TASK TO CARRY OUT: Look through the material below, count the lines containing the word "structure", and state only the count.

PROVIDED DATA:
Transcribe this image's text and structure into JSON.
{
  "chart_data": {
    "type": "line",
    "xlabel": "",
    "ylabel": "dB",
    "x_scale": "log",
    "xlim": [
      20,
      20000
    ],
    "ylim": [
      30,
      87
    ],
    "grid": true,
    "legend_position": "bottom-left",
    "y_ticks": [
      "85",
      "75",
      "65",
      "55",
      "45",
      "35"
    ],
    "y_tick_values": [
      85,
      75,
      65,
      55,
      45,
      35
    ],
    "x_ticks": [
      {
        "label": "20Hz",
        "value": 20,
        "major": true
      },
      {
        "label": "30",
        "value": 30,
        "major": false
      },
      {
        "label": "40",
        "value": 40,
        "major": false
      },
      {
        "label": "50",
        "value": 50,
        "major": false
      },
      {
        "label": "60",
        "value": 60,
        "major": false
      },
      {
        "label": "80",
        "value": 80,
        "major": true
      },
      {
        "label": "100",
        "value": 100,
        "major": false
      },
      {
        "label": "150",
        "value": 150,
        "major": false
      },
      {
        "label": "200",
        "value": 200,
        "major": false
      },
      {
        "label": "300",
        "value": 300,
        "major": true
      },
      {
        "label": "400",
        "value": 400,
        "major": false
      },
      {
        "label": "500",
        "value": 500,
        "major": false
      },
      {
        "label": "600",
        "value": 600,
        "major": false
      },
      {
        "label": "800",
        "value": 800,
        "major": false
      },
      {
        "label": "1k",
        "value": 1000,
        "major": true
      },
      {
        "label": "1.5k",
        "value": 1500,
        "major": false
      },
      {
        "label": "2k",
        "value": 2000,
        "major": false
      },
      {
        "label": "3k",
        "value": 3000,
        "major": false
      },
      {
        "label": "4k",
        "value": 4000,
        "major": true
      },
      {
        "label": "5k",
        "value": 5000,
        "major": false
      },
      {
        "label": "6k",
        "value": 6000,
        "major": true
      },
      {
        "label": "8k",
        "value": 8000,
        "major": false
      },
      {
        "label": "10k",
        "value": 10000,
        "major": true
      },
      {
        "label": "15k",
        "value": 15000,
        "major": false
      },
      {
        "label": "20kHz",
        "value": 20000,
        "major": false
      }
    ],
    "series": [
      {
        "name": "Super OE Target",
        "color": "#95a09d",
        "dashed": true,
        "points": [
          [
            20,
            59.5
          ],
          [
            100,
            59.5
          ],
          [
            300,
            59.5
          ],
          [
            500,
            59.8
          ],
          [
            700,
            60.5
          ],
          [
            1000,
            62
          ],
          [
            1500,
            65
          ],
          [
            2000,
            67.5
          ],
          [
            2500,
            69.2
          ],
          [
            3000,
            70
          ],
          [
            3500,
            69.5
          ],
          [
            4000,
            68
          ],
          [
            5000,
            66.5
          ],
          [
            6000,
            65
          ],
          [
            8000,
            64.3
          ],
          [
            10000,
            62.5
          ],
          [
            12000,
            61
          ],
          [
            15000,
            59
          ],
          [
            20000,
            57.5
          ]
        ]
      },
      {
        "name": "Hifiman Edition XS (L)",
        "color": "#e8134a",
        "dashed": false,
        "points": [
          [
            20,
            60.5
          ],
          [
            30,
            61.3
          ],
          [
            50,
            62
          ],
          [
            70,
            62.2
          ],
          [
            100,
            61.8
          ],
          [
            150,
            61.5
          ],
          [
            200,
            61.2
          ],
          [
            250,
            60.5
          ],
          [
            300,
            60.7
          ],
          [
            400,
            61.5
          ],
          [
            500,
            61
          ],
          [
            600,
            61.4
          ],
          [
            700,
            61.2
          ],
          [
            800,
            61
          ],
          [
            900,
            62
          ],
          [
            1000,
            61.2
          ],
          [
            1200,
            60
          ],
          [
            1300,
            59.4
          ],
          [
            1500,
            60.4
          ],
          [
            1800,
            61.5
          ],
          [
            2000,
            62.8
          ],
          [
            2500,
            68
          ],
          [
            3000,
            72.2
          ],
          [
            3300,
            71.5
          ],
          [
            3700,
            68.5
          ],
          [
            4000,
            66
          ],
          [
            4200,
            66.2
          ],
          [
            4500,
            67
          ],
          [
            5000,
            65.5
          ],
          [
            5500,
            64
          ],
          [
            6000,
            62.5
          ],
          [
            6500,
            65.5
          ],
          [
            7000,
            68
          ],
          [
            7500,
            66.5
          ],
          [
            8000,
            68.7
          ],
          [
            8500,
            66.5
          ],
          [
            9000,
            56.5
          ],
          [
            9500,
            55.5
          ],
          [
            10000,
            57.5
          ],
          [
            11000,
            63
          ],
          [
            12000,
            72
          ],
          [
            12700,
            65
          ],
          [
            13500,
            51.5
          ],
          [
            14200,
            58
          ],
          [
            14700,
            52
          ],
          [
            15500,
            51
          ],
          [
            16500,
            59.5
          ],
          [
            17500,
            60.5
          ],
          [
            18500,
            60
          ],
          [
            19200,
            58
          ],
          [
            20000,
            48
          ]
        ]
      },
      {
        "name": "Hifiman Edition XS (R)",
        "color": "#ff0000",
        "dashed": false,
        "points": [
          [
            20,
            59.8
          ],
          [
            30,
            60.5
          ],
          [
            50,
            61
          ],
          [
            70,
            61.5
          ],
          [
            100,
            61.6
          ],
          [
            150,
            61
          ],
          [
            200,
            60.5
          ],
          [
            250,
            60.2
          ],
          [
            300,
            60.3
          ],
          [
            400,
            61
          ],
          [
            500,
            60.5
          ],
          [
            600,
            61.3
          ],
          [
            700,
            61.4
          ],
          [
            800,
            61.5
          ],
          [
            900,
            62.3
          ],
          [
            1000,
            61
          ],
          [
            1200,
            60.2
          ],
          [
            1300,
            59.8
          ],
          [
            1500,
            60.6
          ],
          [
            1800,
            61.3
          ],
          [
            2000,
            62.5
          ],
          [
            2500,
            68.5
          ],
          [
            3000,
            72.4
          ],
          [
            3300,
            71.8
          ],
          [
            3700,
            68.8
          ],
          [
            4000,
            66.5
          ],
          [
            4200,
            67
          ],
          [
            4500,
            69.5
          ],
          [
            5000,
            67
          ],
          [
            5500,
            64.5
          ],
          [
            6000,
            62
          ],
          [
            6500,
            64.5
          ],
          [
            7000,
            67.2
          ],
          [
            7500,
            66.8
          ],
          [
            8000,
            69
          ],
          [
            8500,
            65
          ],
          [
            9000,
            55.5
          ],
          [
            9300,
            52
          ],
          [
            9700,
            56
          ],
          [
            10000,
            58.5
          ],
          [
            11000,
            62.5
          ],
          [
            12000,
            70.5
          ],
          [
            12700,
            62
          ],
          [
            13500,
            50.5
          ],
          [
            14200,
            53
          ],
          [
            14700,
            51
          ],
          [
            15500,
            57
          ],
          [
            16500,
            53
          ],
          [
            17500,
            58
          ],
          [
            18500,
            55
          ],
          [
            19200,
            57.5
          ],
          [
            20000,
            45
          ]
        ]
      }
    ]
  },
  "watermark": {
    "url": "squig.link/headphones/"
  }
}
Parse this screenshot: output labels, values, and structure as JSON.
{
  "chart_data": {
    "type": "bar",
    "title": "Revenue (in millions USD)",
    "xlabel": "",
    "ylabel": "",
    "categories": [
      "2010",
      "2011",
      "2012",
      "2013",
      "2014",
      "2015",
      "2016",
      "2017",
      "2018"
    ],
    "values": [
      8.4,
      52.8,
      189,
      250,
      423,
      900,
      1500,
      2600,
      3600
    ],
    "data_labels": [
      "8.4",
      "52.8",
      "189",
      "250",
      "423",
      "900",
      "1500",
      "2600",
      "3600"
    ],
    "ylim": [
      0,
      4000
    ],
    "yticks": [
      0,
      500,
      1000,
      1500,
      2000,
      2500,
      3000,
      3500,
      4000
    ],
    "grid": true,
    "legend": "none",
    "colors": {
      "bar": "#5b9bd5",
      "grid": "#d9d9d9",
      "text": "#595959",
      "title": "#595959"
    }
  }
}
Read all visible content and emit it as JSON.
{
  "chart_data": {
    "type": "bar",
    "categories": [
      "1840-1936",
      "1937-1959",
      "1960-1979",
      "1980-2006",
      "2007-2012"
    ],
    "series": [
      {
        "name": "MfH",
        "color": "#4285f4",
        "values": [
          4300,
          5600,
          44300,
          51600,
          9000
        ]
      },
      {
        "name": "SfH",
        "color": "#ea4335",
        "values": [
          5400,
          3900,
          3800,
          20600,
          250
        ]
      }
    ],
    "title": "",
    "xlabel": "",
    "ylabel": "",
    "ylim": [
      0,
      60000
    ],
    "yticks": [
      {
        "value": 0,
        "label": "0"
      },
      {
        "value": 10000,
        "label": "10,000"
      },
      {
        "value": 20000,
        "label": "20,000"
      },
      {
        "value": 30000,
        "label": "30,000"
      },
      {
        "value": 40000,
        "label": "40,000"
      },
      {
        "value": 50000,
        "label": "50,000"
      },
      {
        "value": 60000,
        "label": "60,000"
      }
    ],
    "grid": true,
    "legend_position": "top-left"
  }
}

ANSWER: 2